*What you will do*
Each line from the one that contains "Serialize everything readable" to the end of the material must be quoted exactly; include both end lines and nothing else.

** start Records for this exercise **

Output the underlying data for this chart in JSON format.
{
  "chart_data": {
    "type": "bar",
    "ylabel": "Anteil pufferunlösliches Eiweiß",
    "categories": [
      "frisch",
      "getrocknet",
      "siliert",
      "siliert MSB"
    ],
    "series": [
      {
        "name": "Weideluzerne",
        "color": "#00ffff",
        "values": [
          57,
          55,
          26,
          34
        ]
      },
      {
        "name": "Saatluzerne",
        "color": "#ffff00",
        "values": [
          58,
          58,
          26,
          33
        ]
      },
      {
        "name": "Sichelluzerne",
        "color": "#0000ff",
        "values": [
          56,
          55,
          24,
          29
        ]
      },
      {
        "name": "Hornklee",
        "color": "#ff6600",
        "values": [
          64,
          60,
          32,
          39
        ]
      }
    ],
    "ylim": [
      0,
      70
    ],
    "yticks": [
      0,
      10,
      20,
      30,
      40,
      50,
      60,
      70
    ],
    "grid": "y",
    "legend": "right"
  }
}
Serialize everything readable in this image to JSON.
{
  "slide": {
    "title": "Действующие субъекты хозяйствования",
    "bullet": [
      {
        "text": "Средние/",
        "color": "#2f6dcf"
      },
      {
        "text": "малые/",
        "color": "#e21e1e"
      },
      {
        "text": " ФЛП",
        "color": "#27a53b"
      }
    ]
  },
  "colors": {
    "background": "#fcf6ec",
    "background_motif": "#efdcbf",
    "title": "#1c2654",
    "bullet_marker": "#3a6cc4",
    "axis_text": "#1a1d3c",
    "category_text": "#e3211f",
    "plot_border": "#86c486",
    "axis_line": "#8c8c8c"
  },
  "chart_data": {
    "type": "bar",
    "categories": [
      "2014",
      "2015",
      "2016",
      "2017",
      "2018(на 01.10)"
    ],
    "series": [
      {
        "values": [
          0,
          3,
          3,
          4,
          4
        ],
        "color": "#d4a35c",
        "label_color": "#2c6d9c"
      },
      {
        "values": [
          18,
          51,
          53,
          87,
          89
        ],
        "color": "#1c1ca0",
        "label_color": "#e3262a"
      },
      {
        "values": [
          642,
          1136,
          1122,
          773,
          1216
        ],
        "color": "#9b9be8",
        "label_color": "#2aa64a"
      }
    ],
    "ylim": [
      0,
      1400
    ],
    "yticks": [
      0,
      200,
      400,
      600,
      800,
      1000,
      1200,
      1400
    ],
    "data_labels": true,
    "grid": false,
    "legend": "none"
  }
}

** end Records for this exercise **

*Problem solution*
Serialize everything readable in this image to JSON.
{
  "slide": {
    "title": "Действующие субъекты хозяйствования",
    "bullet": [
      {
        "text": "Средние/",
        "color": "#2f6dcf"
      },
      {
        "text": "малые/",
        "color": "#e21e1e"
      },
      {
        "text": " ФЛП",
        "color": "#27a53b"
      }
    ]
  },
  "colors": {
    "background": "#fcf6ec",
    "background_motif": "#efdcbf",
    "title": "#1c2654",
    "bullet_marker": "#3a6cc4",
    "axis_text": "#1a1d3c",
    "category_text": "#e3211f",
    "plot_border": "#86c486",
    "axis_line": "#8c8c8c"
  },
  "chart_data": {
    "type": "bar",
    "categories": [
      "2014",
      "2015",
      "2016",
      "2017",
      "2018(на 01.10)"
    ],
    "series": [
      {
        "values": [
          0,
          3,
          3,
          4,
          4
        ],
        "color": "#d4a35c",
        "label_color": "#2c6d9c"
      },
      {
        "values": [
          18,
          51,
          53,
          87,
          89
        ],
        "color": "#1c1ca0",
        "label_color": "#e3262a"
      },
      {
        "values": [
          642,
          1136,
          1122,
          773,
          1216
        ],
        "color": "#9b9be8",
        "label_color": "#2aa64a"
      }
    ],
    "ylim": [
      0,
      1400
    ],
    "yticks": [
      0,
      200,
      400,
      600,
      800,
      1000,
      1200,
      1400
    ],
    "data_labels": true,
    "grid": false,
    "legend": "none"
  }
}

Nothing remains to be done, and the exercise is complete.